■ **Work required**
Count each line below that has "this" anywhere in it. Answer with the total alone.

· · ·

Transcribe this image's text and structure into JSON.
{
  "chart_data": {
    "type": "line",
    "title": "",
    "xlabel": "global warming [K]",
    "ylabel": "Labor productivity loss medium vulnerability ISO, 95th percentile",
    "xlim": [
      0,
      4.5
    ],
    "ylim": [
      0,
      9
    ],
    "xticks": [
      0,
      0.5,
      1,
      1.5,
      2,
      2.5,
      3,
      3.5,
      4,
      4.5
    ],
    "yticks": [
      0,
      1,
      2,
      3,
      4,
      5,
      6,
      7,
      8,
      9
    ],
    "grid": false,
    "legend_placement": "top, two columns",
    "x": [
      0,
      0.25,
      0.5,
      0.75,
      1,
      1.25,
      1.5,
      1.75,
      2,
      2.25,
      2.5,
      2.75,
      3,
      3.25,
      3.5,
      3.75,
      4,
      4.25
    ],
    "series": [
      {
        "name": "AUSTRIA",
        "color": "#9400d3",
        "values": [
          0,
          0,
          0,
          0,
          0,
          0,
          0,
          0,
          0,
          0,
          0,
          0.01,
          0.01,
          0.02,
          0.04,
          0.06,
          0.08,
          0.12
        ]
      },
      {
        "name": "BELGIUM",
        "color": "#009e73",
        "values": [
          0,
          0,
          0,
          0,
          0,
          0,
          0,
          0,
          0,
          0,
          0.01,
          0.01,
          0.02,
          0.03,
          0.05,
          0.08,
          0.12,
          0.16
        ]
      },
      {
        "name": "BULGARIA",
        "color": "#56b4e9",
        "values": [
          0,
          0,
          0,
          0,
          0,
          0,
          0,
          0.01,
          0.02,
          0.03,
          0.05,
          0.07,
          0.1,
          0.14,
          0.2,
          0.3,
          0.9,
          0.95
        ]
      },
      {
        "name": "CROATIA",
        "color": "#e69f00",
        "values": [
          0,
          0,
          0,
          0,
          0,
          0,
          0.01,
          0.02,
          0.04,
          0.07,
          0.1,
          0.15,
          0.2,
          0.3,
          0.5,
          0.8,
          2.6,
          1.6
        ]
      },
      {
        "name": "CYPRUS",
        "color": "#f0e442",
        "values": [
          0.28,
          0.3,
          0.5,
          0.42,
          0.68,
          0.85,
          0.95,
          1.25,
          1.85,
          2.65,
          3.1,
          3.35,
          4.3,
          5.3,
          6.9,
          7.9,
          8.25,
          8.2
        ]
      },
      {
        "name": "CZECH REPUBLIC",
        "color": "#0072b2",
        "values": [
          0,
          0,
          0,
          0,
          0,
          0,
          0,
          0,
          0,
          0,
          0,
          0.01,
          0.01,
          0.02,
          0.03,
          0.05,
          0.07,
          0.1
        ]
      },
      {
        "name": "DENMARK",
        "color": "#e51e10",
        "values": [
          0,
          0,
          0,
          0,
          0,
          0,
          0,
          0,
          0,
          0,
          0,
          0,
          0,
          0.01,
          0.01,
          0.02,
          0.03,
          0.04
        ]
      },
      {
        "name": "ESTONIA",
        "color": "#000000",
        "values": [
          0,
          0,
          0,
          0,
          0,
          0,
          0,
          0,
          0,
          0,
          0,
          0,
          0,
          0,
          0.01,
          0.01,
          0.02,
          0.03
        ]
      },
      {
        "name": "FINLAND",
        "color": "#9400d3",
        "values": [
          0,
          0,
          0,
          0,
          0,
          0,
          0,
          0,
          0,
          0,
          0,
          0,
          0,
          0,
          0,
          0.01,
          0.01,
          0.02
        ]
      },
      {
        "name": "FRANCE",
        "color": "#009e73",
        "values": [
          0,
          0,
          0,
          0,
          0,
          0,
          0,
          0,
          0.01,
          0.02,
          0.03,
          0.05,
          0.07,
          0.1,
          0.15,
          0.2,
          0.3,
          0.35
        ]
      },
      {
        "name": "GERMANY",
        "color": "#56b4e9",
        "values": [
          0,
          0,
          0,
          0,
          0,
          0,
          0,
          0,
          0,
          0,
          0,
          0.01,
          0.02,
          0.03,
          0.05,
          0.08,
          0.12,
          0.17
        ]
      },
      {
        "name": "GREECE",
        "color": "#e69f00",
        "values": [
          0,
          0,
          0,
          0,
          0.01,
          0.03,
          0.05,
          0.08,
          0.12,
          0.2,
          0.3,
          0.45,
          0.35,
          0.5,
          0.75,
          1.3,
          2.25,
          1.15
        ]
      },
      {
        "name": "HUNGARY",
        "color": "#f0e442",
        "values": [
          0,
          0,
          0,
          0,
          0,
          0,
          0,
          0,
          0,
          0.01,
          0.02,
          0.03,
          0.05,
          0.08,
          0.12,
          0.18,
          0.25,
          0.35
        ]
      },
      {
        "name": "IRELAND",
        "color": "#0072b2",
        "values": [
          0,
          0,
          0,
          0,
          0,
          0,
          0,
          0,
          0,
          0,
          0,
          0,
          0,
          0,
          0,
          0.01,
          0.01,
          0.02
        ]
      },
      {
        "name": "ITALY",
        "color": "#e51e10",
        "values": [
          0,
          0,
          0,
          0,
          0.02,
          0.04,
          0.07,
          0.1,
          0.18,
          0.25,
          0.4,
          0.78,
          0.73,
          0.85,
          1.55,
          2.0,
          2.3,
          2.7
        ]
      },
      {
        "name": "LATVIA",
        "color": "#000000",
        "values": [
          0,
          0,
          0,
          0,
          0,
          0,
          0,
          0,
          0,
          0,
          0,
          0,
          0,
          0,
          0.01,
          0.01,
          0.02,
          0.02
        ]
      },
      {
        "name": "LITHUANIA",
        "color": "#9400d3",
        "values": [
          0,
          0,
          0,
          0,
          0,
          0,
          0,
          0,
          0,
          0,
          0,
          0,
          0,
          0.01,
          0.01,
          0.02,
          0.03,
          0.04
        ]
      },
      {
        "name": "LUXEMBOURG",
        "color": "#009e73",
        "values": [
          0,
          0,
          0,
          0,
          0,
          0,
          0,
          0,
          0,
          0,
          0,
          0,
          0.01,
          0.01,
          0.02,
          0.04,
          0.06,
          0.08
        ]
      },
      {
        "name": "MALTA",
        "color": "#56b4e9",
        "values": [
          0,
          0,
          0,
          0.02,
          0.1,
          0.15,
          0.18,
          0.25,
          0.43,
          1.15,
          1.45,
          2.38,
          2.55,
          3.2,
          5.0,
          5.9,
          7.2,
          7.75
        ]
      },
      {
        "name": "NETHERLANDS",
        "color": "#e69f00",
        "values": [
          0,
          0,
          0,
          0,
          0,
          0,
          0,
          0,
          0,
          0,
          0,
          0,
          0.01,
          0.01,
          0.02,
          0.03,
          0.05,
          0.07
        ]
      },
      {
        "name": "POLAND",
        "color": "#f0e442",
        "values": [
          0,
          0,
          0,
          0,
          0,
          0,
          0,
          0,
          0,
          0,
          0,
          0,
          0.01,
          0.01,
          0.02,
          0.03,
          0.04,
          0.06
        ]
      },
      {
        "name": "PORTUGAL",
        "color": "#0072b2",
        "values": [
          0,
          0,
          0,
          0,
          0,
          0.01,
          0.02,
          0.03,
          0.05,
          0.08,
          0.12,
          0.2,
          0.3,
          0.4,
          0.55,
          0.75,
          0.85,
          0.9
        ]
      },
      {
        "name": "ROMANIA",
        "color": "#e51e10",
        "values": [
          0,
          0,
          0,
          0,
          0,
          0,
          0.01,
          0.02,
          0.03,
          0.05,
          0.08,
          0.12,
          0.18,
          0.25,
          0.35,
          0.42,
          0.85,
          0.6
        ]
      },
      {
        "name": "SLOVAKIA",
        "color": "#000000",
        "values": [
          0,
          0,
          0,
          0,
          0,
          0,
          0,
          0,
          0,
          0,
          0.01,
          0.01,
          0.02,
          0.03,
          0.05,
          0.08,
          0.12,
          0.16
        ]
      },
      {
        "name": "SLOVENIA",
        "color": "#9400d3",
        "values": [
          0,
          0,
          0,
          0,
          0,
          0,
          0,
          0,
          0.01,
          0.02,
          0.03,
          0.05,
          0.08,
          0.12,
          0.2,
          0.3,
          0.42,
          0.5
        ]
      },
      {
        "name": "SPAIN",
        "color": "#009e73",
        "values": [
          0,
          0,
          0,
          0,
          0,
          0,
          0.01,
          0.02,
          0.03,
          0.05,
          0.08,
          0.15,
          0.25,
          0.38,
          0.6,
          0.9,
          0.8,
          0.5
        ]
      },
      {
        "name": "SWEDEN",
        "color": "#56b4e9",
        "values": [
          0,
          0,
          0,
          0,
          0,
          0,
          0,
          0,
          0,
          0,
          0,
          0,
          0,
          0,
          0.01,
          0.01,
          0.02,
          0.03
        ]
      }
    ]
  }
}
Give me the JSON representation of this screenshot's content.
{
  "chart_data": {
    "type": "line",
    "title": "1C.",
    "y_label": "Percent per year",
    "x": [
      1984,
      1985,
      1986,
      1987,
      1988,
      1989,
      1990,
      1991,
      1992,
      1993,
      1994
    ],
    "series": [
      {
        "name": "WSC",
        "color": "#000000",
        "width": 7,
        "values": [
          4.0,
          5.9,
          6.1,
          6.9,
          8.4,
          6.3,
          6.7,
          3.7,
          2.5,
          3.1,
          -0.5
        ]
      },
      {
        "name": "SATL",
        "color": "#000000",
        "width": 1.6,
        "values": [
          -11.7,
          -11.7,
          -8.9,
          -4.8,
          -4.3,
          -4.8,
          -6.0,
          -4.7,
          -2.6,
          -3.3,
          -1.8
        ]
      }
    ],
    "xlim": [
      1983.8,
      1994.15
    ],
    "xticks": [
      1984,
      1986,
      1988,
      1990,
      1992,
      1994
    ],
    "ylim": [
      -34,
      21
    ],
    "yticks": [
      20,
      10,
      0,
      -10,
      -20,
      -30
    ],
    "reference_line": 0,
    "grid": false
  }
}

· · ·

■ **Final result**
2